INSTRUCTIONS TO FOLLOW => Extract all lines from the data beneath that include the word "JSON".

SUPPLIED RECORDS =>
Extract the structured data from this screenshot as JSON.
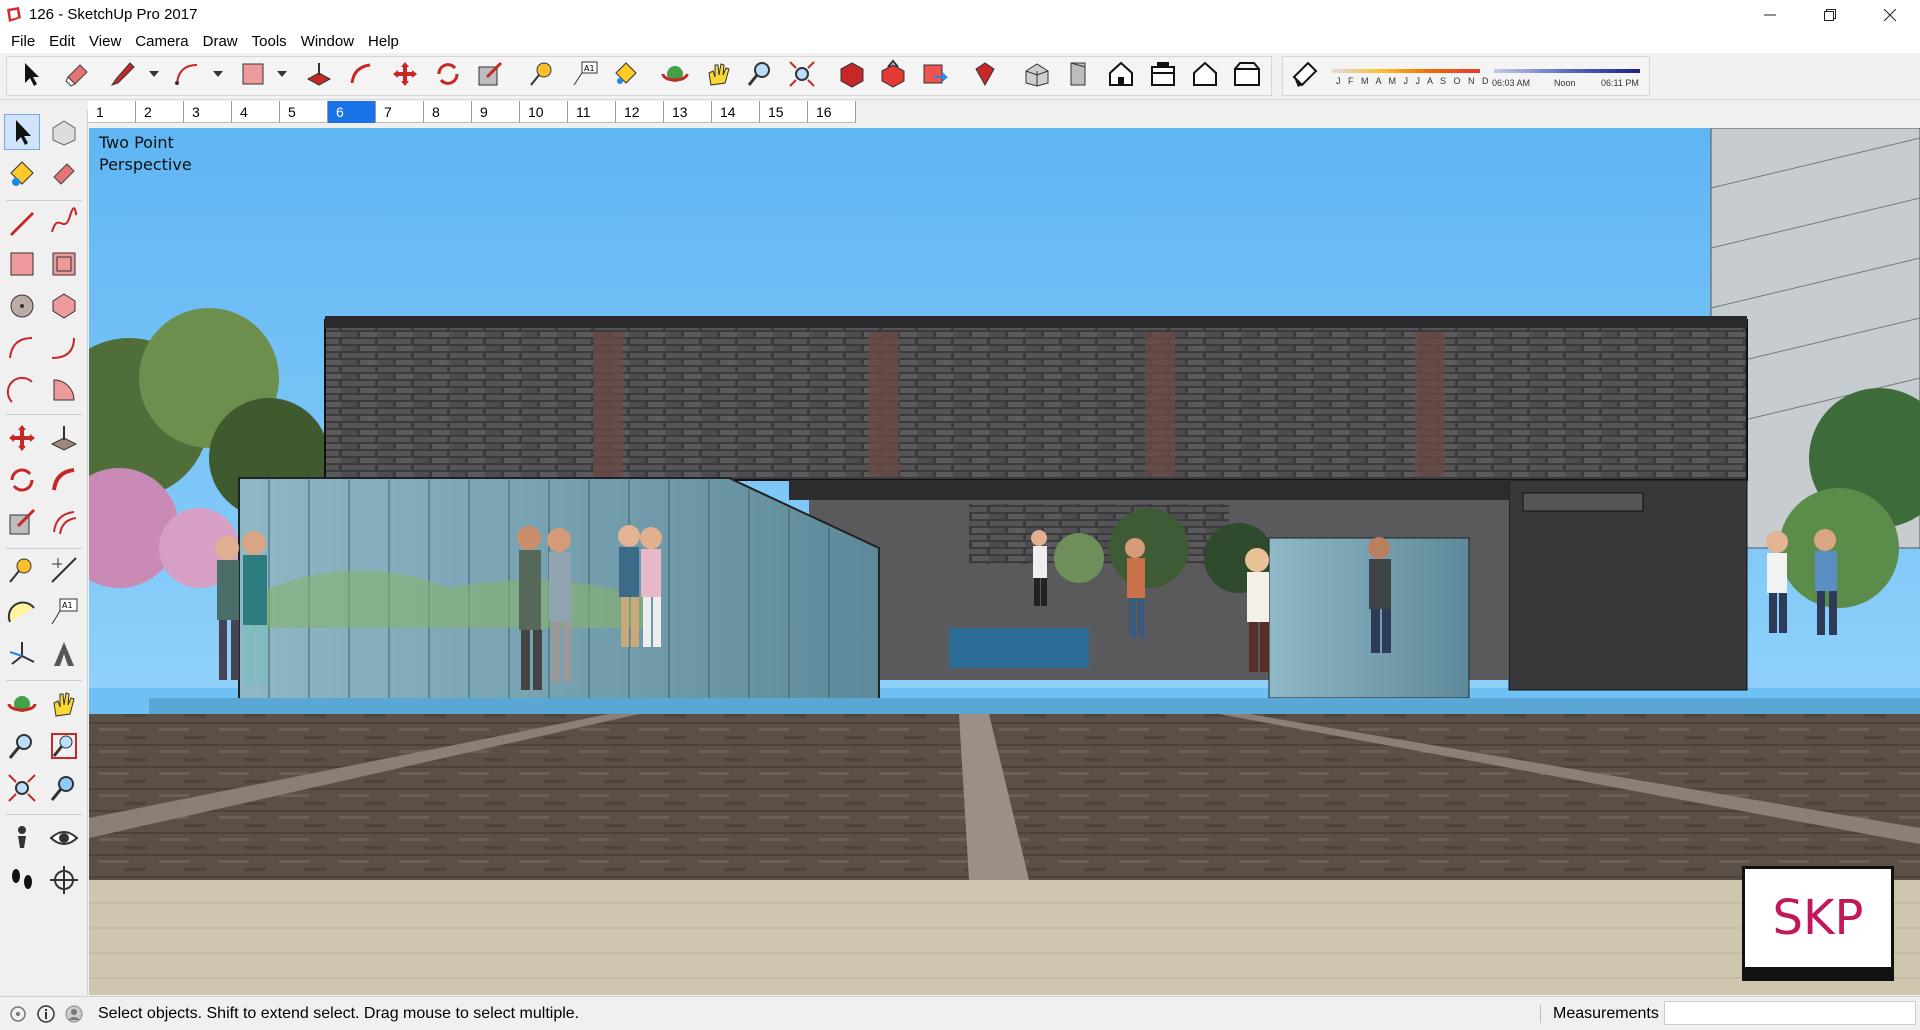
{
  "window": {
    "title": "126 - SketchUp Pro 2017",
    "controls": [
      "minimize",
      "restore",
      "close"
    ]
  },
  "menu": [
    "File",
    "Edit",
    "View",
    "Camera",
    "Draw",
    "Tools",
    "Window",
    "Help"
  ],
  "shadow_panel": {
    "months": "J F M A M J J A S O N D",
    "time_start": "06:03 AM",
    "time_mid": "Noon",
    "time_end": "06:11 PM"
  },
  "scenes": {
    "tabs": [
      "1",
      "2",
      "3",
      "4",
      "5",
      "6",
      "7",
      "8",
      "9",
      "10",
      "11",
      "12",
      "13",
      "14",
      "15",
      "16"
    ],
    "active": "6"
  },
  "viewport": {
    "camera_label": "Two Point\nPerspective",
    "watermark": "SKP"
  },
  "status": {
    "message": "Select objects. Shift to extend select. Drag mouse to select multiple.",
    "measurements_label": "Measurements",
    "measurements_value": ""
  },
  "colors": {
    "sky": "#6ec0f5",
    "active_tab": "#1a73e8",
    "brick": "#3b3b3d",
    "pavement": "#5a5048",
    "watermark": "#c2185b"
  }
}
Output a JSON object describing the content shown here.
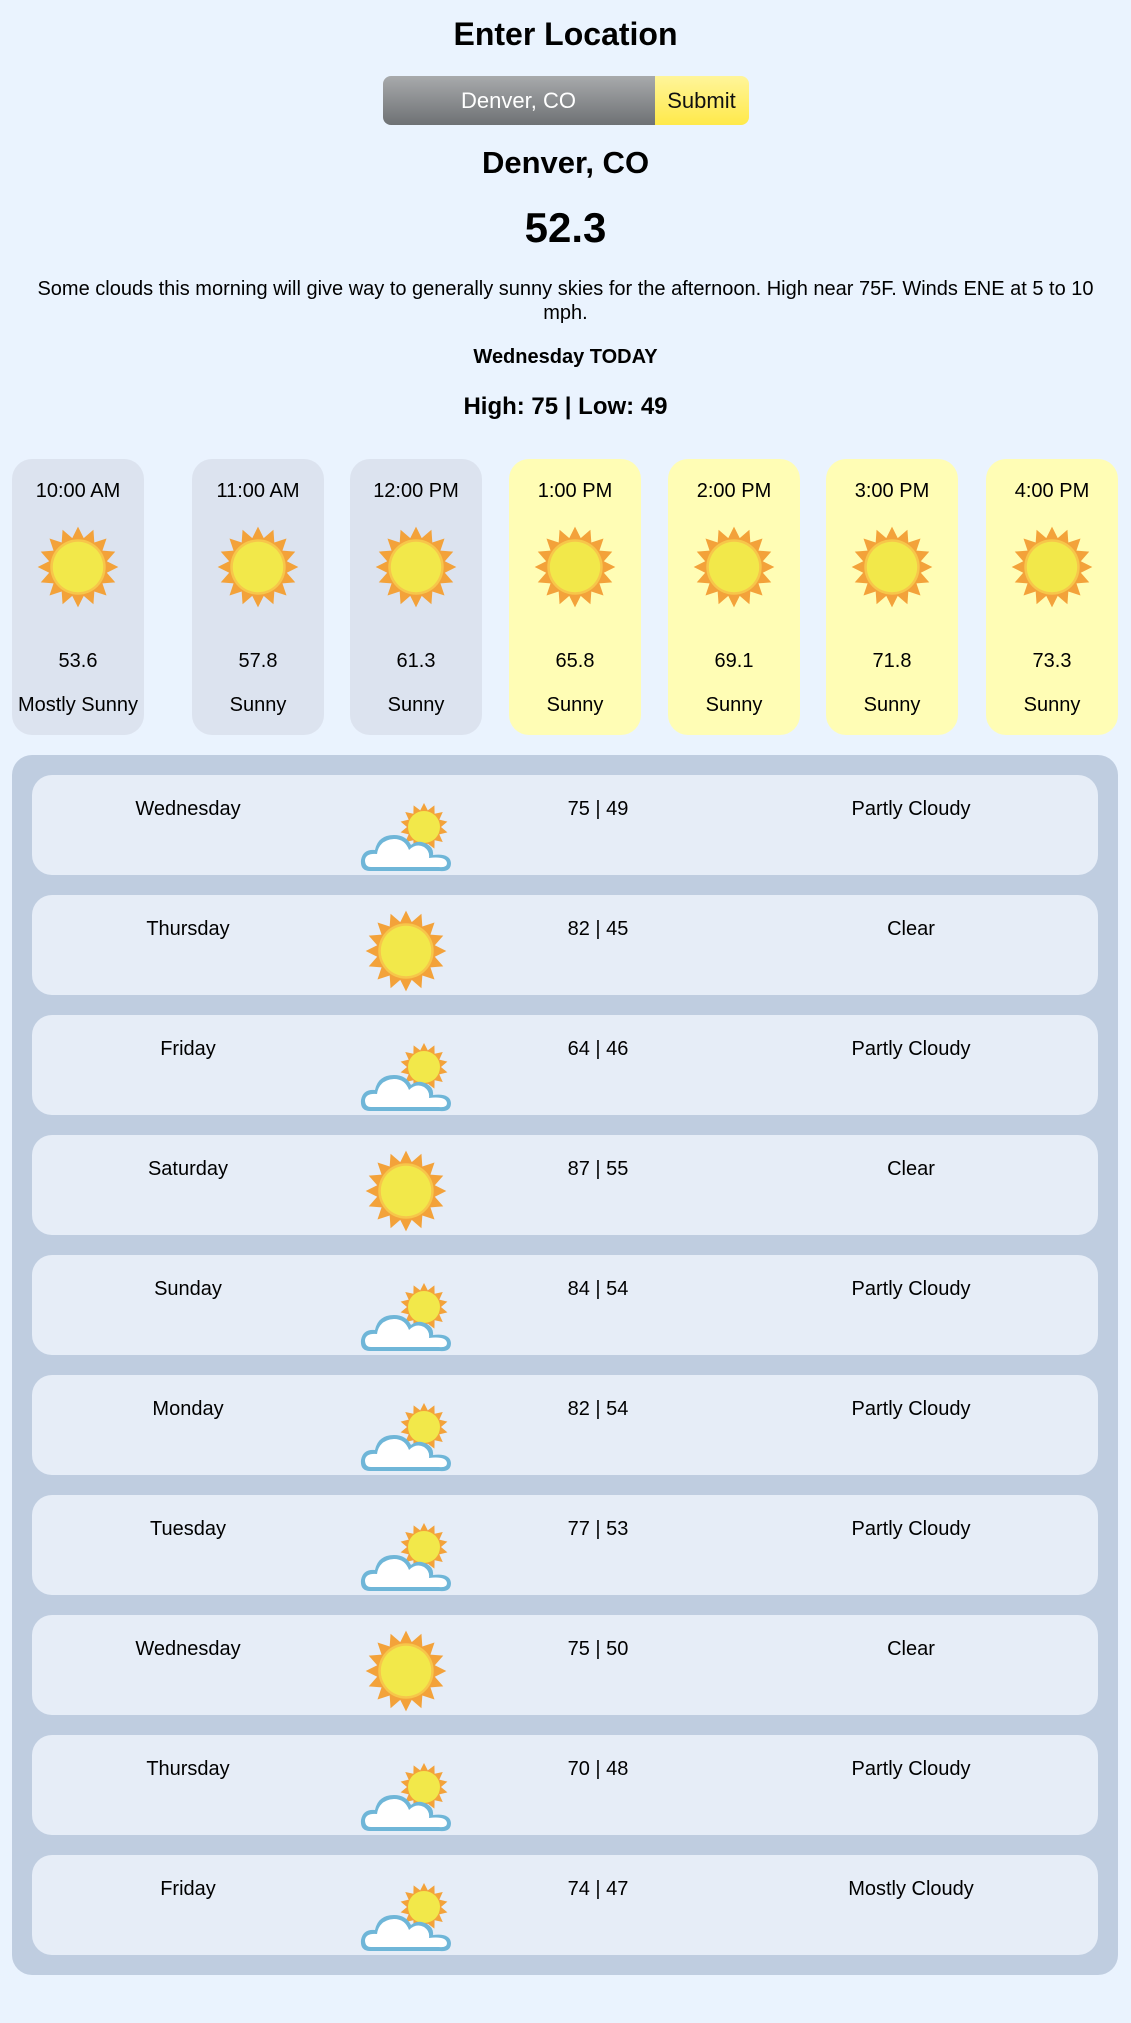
{
  "header": {
    "title": "Enter Location"
  },
  "search": {
    "value": "Denver, CO",
    "placeholder": "Denver, CO",
    "submit_label": "Submit"
  },
  "current": {
    "location": "Denver, CO",
    "temperature": "52.3",
    "summary": "Some clouds this morning will give way to generally sunny skies for the afternoon. High near 75F. Winds ENE at 5 to 10 mph.",
    "day": "Wednesday TODAY",
    "high_low": "High: 75 | Low: 49"
  },
  "hourly": [
    {
      "time": "10:00 AM",
      "temp": "53.6",
      "condition": "Mostly Sunny",
      "icon": "sun-icon",
      "state": "past"
    },
    {
      "time": "11:00 AM",
      "temp": "57.8",
      "condition": "Sunny",
      "icon": "sun-icon",
      "state": "past"
    },
    {
      "time": "12:00 PM",
      "temp": "61.3",
      "condition": "Sunny",
      "icon": "sun-icon",
      "state": "past"
    },
    {
      "time": "1:00 PM",
      "temp": "65.8",
      "condition": "Sunny",
      "icon": "sun-icon",
      "state": "future"
    },
    {
      "time": "2:00 PM",
      "temp": "69.1",
      "condition": "Sunny",
      "icon": "sun-icon",
      "state": "future"
    },
    {
      "time": "3:00 PM",
      "temp": "71.8",
      "condition": "Sunny",
      "icon": "sun-icon",
      "state": "future"
    },
    {
      "time": "4:00 PM",
      "temp": "73.3",
      "condition": "Sunny",
      "icon": "sun-icon",
      "state": "future"
    }
  ],
  "daily": [
    {
      "day": "Wednesday",
      "temps": "75 | 49",
      "condition": "Partly Cloudy",
      "icon": "partly-cloudy-icon"
    },
    {
      "day": "Thursday",
      "temps": "82 | 45",
      "condition": "Clear",
      "icon": "sun-icon"
    },
    {
      "day": "Friday",
      "temps": "64 | 46",
      "condition": "Partly Cloudy",
      "icon": "partly-cloudy-icon"
    },
    {
      "day": "Saturday",
      "temps": "87 | 55",
      "condition": "Clear",
      "icon": "sun-icon"
    },
    {
      "day": "Sunday",
      "temps": "84 | 54",
      "condition": "Partly Cloudy",
      "icon": "partly-cloudy-icon"
    },
    {
      "day": "Monday",
      "temps": "82 | 54",
      "condition": "Partly Cloudy",
      "icon": "partly-cloudy-icon"
    },
    {
      "day": "Tuesday",
      "temps": "77 | 53",
      "condition": "Partly Cloudy",
      "icon": "partly-cloudy-icon"
    },
    {
      "day": "Wednesday",
      "temps": "75 | 50",
      "condition": "Clear",
      "icon": "sun-icon"
    },
    {
      "day": "Thursday",
      "temps": "70 | 48",
      "condition": "Partly Cloudy",
      "icon": "partly-cloudy-icon"
    },
    {
      "day": "Friday",
      "temps": "74 | 47",
      "condition": "Mostly Cloudy",
      "icon": "partly-cloudy-icon"
    }
  ],
  "colors": {
    "page_bg": "#eaf3fe",
    "past_card": "#dce3ef",
    "future_card": "#fffdb5",
    "daily_panel": "#bfcde0",
    "daily_row": "#e6edf7",
    "submit": "#ffe94a",
    "sun_core": "#f2e84a",
    "sun_rays": "#f3a23a"
  }
}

RESPONSE =>
Extract the structured data from this screenshot as JSON.
Output a JSON object describing the content shown here.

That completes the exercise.